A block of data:
^^^^

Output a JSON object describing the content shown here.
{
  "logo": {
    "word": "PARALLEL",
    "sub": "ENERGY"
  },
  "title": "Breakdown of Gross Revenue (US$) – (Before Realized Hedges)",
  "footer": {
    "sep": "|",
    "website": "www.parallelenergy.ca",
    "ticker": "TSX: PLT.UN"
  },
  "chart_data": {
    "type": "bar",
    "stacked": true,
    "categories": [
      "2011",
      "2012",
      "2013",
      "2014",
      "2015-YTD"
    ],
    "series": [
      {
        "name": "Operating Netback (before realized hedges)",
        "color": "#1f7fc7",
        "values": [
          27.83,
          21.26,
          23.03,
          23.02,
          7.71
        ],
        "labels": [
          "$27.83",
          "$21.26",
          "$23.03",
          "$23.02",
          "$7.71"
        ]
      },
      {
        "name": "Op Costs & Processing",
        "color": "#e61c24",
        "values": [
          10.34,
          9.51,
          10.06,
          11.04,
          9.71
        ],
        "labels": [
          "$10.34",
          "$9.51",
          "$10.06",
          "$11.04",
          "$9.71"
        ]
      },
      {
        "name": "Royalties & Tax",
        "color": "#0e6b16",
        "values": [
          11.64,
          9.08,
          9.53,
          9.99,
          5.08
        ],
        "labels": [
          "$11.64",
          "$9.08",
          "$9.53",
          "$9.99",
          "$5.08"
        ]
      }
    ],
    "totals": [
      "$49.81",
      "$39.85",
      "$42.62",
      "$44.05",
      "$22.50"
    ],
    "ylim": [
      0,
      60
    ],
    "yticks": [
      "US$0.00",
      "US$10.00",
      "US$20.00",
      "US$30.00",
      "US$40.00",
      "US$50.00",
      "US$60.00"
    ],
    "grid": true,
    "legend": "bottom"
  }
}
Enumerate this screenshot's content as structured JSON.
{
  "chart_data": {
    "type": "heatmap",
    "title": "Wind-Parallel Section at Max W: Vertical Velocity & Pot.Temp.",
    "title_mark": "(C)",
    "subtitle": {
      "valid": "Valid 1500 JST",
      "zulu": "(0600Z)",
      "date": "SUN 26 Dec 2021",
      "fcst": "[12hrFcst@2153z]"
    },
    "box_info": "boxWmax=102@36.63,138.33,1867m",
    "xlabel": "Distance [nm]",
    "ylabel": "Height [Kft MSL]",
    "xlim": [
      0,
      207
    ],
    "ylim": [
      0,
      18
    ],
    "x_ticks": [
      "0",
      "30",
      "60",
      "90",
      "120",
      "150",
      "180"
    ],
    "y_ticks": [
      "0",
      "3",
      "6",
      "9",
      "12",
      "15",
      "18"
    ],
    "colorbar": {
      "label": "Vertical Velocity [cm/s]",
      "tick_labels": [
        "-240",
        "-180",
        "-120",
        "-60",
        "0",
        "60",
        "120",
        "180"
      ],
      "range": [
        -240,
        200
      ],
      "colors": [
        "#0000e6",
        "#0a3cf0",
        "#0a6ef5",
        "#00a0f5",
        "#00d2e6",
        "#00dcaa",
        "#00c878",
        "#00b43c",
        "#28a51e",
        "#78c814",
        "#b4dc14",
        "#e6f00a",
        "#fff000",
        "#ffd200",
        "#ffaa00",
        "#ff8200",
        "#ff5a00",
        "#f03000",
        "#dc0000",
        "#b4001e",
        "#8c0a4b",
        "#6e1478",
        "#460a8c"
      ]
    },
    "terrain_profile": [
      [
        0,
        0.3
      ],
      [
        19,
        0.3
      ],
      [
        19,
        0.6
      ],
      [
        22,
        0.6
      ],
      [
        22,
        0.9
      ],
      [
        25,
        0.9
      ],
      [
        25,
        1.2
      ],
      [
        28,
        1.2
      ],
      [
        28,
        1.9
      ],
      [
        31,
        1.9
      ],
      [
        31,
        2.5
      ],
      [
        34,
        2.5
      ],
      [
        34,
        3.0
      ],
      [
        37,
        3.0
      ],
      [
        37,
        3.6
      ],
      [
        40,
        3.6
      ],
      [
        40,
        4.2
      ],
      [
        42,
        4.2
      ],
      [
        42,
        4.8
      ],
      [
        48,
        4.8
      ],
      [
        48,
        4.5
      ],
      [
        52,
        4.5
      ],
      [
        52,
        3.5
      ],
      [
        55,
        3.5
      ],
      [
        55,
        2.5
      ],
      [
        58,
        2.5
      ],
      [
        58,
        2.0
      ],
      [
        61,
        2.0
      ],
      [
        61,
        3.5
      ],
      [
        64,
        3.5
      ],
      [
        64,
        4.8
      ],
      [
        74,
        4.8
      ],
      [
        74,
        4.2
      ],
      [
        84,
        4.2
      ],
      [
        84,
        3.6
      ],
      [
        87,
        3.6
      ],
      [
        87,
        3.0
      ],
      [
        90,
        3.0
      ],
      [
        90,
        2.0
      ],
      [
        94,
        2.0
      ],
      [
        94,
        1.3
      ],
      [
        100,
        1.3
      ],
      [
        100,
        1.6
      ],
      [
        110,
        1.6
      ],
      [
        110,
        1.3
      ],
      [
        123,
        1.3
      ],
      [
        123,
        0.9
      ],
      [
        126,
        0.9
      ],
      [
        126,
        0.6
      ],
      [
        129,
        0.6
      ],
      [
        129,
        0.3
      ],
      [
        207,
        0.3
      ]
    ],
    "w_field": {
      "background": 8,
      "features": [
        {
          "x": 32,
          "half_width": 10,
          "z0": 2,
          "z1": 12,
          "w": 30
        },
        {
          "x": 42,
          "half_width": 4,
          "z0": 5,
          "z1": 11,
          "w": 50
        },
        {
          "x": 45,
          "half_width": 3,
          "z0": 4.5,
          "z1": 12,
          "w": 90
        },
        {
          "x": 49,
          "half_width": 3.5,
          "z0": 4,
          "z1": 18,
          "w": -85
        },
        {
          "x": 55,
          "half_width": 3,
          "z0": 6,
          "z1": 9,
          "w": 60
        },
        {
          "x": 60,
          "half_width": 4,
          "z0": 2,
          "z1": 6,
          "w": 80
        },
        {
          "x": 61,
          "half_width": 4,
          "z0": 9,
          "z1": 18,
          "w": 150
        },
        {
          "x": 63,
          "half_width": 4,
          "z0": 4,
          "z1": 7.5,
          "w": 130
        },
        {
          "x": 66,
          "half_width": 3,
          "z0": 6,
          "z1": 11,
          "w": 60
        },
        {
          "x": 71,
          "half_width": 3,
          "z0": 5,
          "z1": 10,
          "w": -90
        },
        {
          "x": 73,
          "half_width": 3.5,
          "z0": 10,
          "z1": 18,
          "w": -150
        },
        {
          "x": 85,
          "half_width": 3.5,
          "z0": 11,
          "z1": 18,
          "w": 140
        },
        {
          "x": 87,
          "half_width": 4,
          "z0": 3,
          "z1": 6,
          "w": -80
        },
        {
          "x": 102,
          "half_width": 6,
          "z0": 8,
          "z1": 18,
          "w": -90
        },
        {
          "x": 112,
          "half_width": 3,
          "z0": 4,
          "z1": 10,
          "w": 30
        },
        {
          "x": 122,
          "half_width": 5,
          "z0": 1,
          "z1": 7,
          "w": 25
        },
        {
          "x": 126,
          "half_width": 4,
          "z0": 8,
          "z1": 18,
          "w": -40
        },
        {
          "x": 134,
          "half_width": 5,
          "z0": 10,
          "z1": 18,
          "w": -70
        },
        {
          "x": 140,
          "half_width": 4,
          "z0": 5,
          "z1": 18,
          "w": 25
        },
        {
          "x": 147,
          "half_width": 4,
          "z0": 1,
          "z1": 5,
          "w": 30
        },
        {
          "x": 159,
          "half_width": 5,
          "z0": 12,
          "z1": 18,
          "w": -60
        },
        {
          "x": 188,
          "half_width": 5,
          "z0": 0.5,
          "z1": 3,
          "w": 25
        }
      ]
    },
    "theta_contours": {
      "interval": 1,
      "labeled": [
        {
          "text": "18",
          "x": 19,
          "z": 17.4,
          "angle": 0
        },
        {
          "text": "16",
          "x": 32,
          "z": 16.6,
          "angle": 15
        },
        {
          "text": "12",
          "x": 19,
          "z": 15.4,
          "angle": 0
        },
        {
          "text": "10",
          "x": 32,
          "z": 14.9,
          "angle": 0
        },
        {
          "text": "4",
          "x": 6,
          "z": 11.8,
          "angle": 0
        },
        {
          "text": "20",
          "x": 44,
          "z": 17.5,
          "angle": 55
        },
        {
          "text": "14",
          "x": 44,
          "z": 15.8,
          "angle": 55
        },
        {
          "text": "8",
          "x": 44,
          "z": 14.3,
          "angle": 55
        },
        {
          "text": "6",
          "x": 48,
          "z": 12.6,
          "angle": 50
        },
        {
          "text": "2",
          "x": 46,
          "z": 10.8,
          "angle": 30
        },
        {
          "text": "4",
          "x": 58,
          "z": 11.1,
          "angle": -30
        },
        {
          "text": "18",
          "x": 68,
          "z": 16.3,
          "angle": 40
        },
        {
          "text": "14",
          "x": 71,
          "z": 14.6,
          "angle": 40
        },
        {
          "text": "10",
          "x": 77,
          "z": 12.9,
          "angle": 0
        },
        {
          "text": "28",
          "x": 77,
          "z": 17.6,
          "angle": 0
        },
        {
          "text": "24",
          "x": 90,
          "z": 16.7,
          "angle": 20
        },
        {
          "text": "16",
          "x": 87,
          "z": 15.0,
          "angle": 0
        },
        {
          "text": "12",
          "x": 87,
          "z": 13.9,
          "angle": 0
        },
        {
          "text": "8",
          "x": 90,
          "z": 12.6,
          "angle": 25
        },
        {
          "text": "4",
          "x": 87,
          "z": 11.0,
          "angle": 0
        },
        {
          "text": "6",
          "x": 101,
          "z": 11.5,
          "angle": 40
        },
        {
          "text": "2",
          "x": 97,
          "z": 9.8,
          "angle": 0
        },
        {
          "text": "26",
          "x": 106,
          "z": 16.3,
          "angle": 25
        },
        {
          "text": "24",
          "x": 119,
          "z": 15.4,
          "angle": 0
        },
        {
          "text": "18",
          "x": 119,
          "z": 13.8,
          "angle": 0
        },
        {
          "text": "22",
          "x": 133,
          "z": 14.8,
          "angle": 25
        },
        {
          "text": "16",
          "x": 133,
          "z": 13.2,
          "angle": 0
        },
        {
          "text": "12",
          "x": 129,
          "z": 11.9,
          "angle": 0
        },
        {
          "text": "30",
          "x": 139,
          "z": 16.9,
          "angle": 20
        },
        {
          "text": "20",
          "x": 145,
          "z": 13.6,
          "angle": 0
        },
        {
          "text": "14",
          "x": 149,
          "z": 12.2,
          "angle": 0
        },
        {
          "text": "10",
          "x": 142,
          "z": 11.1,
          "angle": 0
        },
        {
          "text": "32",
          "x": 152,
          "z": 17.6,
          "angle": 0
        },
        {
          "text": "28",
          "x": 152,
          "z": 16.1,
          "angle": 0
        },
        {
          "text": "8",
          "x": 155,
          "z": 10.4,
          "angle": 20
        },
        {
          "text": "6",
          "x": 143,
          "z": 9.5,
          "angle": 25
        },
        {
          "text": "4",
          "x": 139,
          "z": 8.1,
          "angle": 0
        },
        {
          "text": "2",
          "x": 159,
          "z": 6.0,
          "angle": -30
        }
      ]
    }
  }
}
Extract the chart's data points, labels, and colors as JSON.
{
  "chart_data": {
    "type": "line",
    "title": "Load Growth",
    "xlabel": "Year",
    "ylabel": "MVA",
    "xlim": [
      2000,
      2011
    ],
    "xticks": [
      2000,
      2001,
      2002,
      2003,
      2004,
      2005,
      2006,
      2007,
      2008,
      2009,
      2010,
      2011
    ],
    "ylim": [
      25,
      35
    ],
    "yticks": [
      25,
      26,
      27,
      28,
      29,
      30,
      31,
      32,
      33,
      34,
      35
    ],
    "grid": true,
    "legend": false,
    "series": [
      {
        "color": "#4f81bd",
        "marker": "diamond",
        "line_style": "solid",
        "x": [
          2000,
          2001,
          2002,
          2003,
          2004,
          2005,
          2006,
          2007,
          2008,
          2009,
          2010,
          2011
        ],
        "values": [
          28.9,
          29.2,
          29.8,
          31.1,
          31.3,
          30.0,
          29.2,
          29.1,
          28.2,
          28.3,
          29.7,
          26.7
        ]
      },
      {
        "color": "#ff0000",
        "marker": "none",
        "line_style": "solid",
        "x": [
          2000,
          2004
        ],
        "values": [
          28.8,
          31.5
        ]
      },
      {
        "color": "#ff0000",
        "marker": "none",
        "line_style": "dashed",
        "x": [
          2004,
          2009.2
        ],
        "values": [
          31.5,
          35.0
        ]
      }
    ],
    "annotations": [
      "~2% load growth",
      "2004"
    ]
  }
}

^^^^

== Work required ==
Return each full line of the entries that contains the word "Vertical".

== Solution for this task ==
    "title": "Wind-Parallel Section at Max W: Vertical Velocity & Pot.Temp.",
      "label": "Vertical Velocity [cm/s]",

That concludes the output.